### EXERCISE INPUTS
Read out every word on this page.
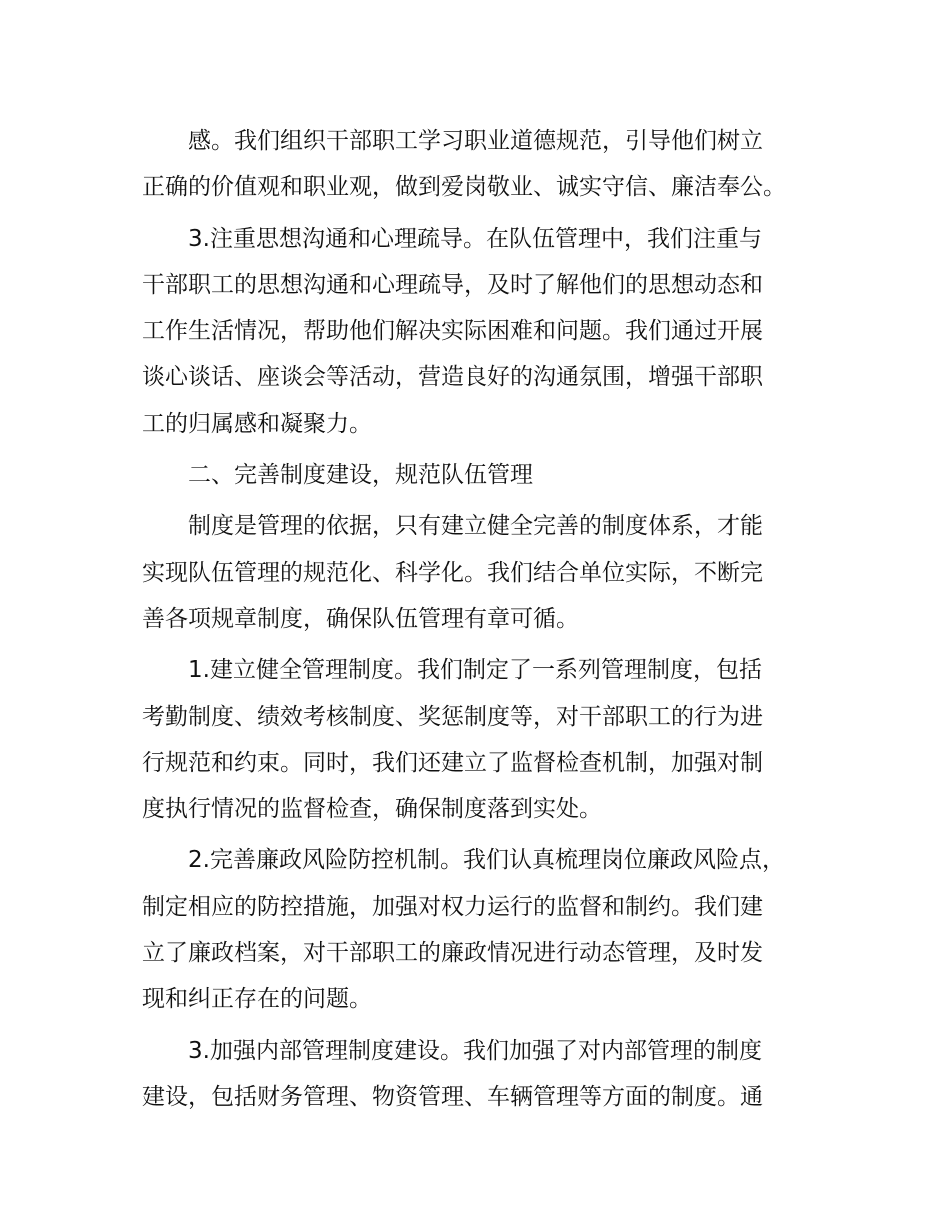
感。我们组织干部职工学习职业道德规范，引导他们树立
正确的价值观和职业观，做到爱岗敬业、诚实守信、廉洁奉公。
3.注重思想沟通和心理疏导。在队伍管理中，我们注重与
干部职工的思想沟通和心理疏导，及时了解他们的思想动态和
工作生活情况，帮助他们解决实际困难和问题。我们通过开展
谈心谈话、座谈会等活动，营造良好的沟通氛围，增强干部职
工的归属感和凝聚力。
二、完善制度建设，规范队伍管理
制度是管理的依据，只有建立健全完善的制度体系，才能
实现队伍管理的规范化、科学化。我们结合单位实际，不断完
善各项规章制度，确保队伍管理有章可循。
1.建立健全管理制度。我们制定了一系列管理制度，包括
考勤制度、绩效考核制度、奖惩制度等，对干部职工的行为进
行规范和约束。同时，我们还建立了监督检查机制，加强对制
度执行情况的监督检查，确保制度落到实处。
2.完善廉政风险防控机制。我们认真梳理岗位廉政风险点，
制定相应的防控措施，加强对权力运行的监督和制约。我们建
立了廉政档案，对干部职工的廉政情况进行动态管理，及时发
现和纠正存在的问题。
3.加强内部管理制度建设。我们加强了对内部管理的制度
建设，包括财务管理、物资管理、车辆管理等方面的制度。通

...

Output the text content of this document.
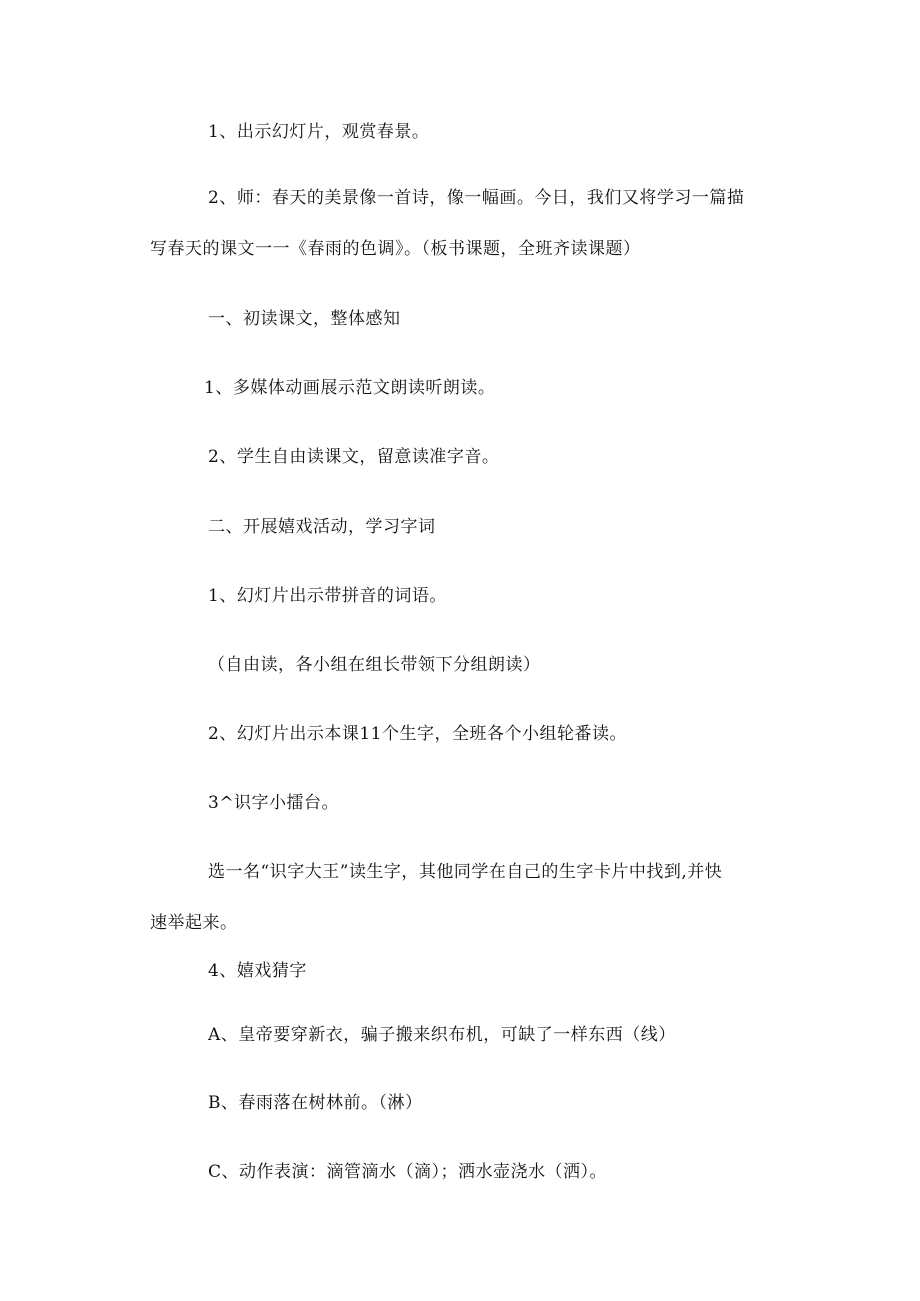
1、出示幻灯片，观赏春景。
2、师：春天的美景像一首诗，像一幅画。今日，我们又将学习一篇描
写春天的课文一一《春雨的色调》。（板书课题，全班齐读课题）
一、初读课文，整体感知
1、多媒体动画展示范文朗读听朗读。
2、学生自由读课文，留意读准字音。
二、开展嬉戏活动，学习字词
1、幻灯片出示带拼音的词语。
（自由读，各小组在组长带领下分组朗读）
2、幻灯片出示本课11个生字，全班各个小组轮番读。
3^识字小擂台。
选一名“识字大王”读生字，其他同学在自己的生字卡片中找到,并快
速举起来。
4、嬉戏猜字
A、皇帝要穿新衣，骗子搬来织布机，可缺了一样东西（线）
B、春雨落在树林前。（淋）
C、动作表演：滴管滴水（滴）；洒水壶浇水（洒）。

...

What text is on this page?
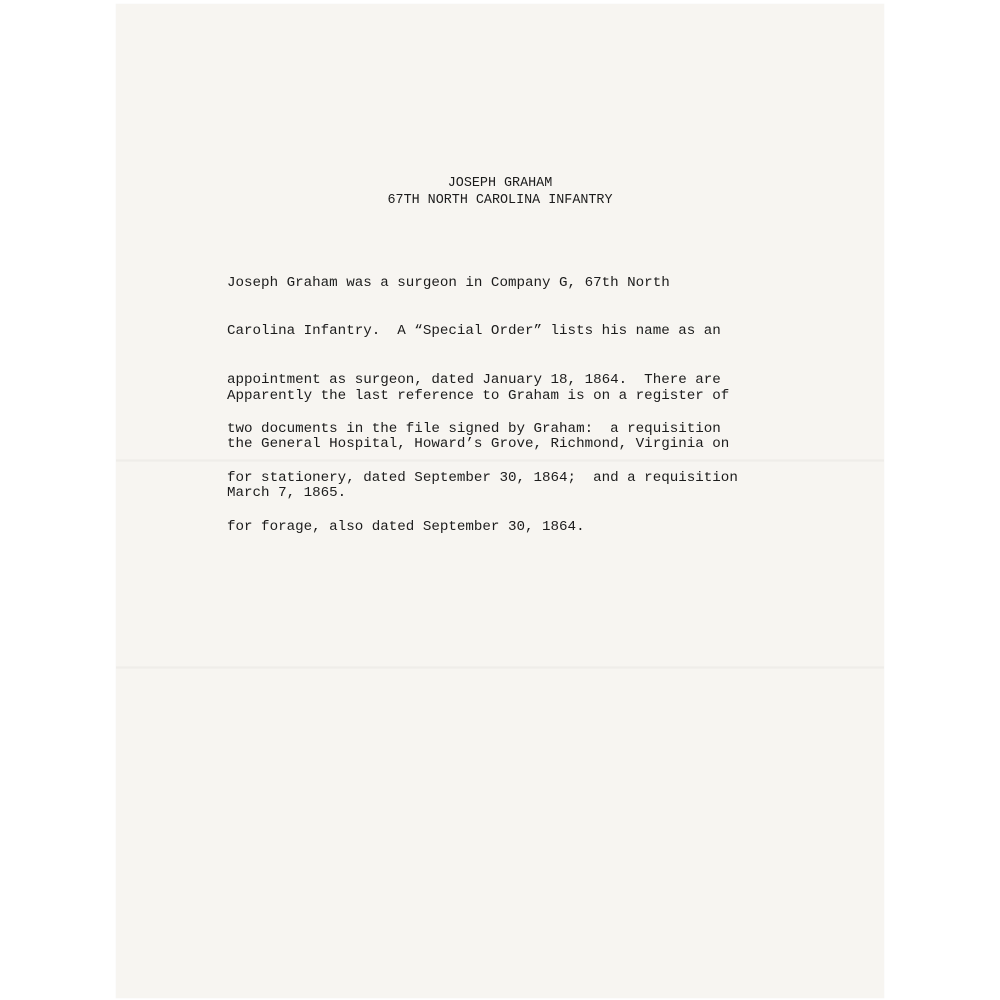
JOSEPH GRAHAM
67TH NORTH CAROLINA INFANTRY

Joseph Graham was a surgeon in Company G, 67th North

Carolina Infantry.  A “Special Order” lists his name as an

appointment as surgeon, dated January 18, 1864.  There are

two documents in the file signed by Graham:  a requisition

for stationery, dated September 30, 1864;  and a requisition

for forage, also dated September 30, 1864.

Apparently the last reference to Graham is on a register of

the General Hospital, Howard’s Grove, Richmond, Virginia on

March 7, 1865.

### DIRECTIONS
In the records above, how many lines include the string "page"? Answer with only the number.

### FULL OUTPUT
2